§ SELECTED PASSAGE:
METHODS: Prospective, randomized clinical trial in an urban ED. Patients were given either droperidol, 5 mg intramuscular (IM) or 2.5 mg intravenous (IV), or prochlorperazine, 10 mg IM or 10 mg IV. Measurements included side effects and the patient's pain perception as measured on a 100-mm visual analog scale (VAS) at baseline, 30, and 60 minutes after the medication was given. Data were analyzed using chi-square, two-tailed t-tests, and two-way analysis of variance (ANOVA) when appropriate.

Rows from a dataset
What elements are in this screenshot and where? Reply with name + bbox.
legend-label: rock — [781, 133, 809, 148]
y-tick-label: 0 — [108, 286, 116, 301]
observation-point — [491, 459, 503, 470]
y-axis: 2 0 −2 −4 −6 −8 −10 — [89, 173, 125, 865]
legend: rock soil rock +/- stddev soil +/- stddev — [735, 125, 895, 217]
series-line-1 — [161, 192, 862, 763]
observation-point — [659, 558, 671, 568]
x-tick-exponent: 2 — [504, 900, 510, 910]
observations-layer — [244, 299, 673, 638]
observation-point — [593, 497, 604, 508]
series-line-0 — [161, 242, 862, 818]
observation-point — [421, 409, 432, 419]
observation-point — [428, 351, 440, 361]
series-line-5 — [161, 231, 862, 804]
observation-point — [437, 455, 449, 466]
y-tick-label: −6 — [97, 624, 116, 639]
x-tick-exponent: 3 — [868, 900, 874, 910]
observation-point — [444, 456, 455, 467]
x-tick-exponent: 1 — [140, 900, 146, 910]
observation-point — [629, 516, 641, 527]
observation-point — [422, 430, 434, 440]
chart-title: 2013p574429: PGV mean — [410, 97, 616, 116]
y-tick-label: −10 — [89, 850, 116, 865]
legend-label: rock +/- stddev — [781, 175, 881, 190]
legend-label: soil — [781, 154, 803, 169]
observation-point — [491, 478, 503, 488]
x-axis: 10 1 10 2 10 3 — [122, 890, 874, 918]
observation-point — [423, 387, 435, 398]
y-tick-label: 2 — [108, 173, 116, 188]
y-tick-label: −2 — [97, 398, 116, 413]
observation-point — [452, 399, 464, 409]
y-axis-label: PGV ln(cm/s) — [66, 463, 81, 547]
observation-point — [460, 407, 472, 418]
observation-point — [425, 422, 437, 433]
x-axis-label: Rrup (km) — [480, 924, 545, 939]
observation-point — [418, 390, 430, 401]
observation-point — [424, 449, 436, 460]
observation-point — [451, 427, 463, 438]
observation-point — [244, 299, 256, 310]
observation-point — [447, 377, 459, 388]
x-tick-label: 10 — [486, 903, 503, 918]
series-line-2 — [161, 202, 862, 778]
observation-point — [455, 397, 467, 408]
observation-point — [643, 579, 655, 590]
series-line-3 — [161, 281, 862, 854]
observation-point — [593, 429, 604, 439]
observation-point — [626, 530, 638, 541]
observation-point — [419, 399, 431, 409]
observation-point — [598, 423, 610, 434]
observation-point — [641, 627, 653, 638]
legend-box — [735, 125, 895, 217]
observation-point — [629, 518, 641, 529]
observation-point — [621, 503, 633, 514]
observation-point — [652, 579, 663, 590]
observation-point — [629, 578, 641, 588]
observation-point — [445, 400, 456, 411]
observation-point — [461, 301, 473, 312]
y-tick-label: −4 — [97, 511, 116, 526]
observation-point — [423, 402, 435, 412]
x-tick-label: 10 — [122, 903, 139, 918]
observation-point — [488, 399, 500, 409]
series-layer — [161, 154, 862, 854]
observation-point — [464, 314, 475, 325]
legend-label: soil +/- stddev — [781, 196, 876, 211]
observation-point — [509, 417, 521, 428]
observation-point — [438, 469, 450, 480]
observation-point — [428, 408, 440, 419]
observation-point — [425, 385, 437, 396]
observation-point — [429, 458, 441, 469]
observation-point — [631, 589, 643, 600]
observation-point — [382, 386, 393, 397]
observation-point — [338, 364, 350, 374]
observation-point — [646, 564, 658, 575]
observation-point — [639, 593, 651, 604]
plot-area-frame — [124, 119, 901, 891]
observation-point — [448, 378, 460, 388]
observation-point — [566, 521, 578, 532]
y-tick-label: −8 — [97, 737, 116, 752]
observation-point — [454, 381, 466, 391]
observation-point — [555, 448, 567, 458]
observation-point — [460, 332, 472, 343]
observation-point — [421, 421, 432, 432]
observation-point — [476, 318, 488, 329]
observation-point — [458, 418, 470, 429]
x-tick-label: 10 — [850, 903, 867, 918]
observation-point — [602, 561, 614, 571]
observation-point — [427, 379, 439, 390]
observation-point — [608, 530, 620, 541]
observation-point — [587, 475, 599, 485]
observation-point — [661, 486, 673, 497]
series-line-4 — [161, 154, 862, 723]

§ WHAT TO WORK ON:
a – Write out the methods passage word for word, starting with "METHODS: Prospective, randomized" and going on through "(ANOVA) when appropriate.".
b – Summarize the methods passage in two sentences.
c – Extend the methods passage beyond its final sentence.
These rows come from a different source than the methods passage.

§ RESPONSES TO THE EXERCISE:
a –
METHODS: Prospective, randomized clinical trial in an urban ED. Patients were given either droperidol, 5 mg intramuscular (IM) or 2.5 mg intravenous (IV), or prochlorperazine, 10 mg IM or 10 mg IV. Measurements included side effects and the patient's pain perception as measured on a 100-mm visual analog scale (VAS) at baseline, 30, and 60 minutes after the medication was given. Data were analyzed using chi-square, two-tailed t-tests, and two-way analysis of variance (ANOVA) when appropriate.

b – In a prospective, randomized trial in an urban ED, patients received either droperidol (5 mg IM or 2.5 mg IV) or prochlorperazine (10 mg IM or 10 mg IV). Side effects and pain on a 100-mm visual analog scale were recorded at baseline, 30, and 60 minutes, and the data were analyzed with chi-square, two-tailed t-tests, and two-way ANOVA when appropriate.

c –
RESULTS: During an eight-month period, 168 patients were enrolled. Eighty-two (48.8%) of the patients received droperidol; 86 (51.2%) received prochlorperazine. In the droperidol group, 49 (59.6%) received IM administration and 33 (40.4%) IV. In the prochlorperazine group, 57 (66.3%) received IM administration and 29 (33.7%) IV. Sixty minutes after the medication, the mean decrease in the VAS scores was 81.4% for droperidol and 66.9% for prochlorperazine (p = 0.001). At 30 minutes, 60.9% of the patients receiving droperidol and 44.2% of the patients receiving prochlorperazine had obtained at least a 50% reduction in their VAS scores (p = 0.09). At 60 minutes, 90.2% of the patients receiving droperidol and 68.6% of the patients receiving prochlorperazine had at least a 50% reduction in their VAS scores (p = 0.017). No difference between IM dosing and IV dosing was detected. Side effects, including dystonia, akathisia, and decreased level of consciousness, were seen in 15.2% of the patients receiving droperidol and 9.61% of the patients receiving prochlorperazine. No significant or persisting morbidity was detected.

 

CONCLUSIONS: Droperidol was more effective than prochlorperazine in relieving pain associated with benign headaches.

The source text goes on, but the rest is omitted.